[Start of TASK INPUT]
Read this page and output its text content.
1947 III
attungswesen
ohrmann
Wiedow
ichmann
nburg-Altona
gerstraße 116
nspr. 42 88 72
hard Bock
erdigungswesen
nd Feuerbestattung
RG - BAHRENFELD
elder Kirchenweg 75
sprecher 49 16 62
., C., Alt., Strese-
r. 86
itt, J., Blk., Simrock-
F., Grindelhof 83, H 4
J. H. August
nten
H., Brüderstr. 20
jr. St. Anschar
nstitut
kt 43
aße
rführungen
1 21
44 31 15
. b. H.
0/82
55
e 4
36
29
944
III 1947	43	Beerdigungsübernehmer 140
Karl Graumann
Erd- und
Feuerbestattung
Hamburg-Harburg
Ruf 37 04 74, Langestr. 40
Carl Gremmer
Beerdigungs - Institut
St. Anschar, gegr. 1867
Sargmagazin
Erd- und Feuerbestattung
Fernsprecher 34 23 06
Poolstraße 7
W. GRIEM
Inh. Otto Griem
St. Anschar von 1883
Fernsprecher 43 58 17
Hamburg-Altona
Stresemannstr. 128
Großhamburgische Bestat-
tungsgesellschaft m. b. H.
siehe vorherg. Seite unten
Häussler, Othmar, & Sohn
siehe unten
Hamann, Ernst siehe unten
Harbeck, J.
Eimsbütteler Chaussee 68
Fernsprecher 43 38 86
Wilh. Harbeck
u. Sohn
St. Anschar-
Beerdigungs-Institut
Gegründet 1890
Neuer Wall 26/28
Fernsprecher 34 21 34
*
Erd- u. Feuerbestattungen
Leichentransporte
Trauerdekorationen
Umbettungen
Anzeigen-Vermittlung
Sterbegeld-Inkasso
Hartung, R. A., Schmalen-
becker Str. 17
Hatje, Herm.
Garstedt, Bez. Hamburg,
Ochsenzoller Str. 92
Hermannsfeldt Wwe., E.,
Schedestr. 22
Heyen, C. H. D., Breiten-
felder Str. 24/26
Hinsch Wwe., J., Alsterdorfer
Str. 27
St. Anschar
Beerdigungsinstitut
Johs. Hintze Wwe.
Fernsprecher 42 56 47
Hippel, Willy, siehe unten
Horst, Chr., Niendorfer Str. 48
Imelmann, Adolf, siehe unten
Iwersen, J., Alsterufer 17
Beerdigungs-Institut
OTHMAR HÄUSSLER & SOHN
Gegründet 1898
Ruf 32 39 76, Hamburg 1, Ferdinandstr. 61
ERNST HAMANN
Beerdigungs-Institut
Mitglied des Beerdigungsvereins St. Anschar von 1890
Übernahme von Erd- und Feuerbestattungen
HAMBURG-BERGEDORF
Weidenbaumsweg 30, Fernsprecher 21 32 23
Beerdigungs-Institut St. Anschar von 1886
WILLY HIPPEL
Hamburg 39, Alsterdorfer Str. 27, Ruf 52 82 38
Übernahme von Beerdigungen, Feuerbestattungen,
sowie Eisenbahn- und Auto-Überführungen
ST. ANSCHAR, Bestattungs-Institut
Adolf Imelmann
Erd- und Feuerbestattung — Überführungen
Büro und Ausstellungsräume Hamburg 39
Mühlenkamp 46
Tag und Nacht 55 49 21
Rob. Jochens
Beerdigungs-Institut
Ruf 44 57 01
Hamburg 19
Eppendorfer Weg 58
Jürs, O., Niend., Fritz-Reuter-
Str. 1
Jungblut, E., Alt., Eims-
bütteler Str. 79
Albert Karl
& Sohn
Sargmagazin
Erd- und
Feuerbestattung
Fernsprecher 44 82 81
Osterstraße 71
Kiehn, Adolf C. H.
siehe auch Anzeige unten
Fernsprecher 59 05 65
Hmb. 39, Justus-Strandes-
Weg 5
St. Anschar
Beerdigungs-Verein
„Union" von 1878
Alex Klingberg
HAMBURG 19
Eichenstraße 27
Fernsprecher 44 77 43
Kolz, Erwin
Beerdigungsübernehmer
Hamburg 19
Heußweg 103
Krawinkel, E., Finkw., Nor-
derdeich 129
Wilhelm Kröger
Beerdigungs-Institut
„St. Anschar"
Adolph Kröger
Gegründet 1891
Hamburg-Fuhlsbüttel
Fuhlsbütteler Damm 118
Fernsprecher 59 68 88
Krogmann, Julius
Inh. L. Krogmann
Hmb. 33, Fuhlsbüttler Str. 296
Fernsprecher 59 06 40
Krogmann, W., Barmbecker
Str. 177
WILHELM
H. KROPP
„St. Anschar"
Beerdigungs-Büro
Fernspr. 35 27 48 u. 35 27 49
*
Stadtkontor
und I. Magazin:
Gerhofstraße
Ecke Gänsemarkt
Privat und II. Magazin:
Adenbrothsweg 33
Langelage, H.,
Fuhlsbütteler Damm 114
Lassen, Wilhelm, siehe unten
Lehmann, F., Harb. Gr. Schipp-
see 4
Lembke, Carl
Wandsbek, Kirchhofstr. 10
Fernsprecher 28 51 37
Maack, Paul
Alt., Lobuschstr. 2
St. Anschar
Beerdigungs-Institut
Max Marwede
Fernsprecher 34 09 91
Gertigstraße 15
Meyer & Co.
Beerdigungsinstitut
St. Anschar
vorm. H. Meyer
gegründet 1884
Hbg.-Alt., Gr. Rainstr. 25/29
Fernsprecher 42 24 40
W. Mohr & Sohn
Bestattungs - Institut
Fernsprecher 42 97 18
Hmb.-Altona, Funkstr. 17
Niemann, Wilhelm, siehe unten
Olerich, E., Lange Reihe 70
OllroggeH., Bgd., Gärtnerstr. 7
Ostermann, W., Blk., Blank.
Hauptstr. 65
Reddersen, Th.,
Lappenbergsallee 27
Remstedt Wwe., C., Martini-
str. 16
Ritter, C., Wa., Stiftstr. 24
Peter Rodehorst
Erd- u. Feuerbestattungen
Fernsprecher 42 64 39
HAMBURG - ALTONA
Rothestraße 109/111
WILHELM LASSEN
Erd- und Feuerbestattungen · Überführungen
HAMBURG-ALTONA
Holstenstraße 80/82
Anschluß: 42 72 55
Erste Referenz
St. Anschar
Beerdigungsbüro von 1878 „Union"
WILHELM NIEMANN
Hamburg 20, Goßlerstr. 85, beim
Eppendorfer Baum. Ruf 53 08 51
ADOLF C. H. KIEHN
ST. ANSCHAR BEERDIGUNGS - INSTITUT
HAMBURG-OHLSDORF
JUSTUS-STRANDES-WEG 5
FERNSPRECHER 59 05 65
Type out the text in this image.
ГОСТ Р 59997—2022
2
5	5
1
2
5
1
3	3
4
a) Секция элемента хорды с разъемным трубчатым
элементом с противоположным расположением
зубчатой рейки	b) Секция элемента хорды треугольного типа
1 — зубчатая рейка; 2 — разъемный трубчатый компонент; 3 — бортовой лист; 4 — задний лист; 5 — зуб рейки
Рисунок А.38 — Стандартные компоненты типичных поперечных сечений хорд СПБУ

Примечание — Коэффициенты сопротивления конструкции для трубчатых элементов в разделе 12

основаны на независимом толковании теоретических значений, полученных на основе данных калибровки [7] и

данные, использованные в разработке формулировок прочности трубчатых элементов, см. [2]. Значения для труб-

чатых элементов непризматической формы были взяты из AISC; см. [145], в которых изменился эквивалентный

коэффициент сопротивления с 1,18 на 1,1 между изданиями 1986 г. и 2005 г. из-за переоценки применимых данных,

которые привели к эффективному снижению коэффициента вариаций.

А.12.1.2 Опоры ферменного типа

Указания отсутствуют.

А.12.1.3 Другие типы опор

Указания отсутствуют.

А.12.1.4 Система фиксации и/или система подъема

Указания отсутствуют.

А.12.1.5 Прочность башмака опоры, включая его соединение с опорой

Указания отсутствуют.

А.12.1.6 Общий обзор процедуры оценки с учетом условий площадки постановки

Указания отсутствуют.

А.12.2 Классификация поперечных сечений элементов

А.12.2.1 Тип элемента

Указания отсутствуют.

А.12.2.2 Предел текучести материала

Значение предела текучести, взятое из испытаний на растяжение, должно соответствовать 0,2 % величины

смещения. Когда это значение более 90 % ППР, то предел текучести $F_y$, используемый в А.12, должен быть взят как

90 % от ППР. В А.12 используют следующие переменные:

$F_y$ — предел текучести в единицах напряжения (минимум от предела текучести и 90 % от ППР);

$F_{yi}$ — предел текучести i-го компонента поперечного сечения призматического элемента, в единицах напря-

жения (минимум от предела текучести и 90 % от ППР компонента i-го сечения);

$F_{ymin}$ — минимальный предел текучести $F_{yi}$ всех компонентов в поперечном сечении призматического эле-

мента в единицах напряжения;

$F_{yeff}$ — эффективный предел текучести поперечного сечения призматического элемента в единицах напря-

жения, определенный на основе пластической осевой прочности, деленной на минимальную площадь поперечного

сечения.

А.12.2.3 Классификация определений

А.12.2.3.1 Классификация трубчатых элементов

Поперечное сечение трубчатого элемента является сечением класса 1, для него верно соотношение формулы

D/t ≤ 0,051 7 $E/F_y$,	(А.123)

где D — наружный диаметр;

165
[End of TASK INPUT]
- TASK REQUIREMENTS: Of the lines above, copy each that contains "Feuerbestattungen".

- THE SOLUTION:
Erd- u. Feuerbestattungen
Übernahme von Erd- und Feuerbestattungen
Übernahme von Beerdigungen, Feuerbestattungen,
Erd- u. Feuerbestattungen
Erd- und Feuerbestattungen · Überführungen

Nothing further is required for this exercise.